# Objective
List all lines of the data containing the word "open".

——————————

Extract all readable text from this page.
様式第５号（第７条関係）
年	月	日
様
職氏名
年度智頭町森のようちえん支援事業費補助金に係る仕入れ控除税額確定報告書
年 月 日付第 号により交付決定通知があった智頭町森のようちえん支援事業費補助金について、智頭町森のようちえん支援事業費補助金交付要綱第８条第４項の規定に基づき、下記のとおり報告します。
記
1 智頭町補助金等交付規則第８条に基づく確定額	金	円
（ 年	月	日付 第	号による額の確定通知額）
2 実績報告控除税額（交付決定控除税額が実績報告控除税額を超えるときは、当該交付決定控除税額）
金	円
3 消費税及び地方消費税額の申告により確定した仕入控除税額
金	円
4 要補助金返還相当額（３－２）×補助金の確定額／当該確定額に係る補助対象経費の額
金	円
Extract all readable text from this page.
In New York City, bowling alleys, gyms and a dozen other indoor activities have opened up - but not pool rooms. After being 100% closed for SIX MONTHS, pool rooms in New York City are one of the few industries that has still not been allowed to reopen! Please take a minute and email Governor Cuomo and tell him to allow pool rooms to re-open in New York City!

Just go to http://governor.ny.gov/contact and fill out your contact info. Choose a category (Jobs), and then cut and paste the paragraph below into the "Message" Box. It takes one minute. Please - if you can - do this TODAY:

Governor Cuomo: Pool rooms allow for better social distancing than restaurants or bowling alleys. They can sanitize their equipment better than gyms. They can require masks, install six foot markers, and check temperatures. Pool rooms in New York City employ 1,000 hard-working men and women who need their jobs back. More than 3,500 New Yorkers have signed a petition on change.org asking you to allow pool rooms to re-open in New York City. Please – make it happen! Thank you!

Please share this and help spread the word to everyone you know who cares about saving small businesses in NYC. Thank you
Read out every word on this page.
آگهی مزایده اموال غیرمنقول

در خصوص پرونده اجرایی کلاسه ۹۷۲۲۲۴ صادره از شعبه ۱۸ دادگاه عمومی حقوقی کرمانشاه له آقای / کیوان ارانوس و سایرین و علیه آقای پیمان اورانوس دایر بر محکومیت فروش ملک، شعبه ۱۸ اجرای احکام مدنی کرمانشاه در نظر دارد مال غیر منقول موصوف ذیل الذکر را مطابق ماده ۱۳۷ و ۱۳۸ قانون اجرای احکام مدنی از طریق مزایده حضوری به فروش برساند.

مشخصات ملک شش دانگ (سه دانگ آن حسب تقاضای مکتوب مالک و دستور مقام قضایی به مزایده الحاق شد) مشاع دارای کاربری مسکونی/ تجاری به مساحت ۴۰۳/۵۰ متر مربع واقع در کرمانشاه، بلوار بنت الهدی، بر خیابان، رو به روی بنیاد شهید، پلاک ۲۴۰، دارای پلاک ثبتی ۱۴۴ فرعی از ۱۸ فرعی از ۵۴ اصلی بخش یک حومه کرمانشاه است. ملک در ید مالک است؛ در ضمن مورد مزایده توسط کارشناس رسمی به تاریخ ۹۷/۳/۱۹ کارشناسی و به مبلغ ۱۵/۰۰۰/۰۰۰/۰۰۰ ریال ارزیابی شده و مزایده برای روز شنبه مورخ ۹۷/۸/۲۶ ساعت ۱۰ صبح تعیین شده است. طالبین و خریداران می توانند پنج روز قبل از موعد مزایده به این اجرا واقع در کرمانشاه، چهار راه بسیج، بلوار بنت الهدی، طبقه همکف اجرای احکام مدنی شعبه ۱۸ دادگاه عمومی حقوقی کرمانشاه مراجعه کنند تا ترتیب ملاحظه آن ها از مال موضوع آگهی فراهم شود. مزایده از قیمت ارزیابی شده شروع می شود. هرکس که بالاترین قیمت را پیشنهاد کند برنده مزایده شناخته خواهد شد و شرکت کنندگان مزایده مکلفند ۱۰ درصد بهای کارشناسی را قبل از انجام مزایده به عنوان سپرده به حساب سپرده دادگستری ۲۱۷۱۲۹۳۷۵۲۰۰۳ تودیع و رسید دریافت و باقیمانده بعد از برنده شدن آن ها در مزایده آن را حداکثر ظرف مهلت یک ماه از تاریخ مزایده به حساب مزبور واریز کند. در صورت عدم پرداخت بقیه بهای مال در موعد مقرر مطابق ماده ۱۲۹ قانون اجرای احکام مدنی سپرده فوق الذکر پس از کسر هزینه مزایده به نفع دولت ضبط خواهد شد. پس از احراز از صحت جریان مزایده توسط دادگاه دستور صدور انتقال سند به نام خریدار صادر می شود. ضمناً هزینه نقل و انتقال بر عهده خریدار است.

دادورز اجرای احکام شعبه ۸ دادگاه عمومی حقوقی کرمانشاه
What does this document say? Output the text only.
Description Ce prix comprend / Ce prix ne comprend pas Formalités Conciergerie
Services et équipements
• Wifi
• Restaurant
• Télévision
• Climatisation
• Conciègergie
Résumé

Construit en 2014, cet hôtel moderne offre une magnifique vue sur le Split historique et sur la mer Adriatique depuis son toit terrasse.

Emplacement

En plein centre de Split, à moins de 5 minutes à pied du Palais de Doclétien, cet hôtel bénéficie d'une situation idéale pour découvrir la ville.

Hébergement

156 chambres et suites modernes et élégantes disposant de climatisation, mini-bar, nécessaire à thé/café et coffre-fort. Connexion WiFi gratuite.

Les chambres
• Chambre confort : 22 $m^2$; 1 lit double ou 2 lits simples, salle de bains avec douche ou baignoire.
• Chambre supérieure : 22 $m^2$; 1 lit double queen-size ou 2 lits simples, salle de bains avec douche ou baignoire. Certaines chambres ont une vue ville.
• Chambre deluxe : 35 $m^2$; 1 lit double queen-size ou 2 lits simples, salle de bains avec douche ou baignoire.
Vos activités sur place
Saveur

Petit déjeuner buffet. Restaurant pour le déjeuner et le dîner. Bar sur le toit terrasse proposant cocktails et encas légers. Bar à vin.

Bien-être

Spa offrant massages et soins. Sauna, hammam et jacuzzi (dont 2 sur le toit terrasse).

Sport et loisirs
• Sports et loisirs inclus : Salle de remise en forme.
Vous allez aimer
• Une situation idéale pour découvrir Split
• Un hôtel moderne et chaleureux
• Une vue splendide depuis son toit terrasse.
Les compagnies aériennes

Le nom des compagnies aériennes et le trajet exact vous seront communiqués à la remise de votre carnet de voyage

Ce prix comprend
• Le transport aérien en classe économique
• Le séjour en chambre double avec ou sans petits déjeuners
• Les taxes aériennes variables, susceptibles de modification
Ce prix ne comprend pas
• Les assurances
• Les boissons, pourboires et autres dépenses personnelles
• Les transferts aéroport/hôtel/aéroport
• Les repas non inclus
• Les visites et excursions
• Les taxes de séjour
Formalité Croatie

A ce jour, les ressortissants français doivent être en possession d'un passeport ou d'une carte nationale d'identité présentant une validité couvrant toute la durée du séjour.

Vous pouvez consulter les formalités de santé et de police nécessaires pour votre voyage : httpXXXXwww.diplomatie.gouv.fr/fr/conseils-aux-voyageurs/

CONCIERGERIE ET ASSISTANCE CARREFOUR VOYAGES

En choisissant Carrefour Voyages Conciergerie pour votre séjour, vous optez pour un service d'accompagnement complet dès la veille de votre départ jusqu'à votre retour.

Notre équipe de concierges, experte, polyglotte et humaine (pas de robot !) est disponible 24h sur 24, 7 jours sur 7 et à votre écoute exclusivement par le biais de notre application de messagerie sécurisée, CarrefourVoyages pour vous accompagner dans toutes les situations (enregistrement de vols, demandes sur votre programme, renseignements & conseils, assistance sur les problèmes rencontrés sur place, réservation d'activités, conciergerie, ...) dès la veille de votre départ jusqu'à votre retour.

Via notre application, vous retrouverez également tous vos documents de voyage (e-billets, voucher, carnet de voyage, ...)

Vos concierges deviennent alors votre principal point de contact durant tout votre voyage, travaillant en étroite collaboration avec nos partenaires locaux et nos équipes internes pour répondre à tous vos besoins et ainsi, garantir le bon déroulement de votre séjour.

——————————

# Response to the exercise
In New York City, bowling alleys, gyms and a dozen other indoor activities have opened up - but not pool rooms. After being 100% closed for SIX MONTHS, pool rooms in New York City are one of the few industries that has still not been allowed to reopen! Please take a minute and email Governor Cuomo and tell him to allow pool rooms to re-open in New York City!
Governor Cuomo: Pool rooms allow for better social distancing than restaurants or bowling alleys. They can sanitize their equipment better than gyms. They can require masks, install six foot markers, and check temperatures. Pool rooms in New York City employ 1,000 hard-working men and women who need their jobs back. More than 3,500 New Yorkers have signed a petition on change.org asking you to allow pool rooms to re-open in New York City. Please – make it happen! Thank you!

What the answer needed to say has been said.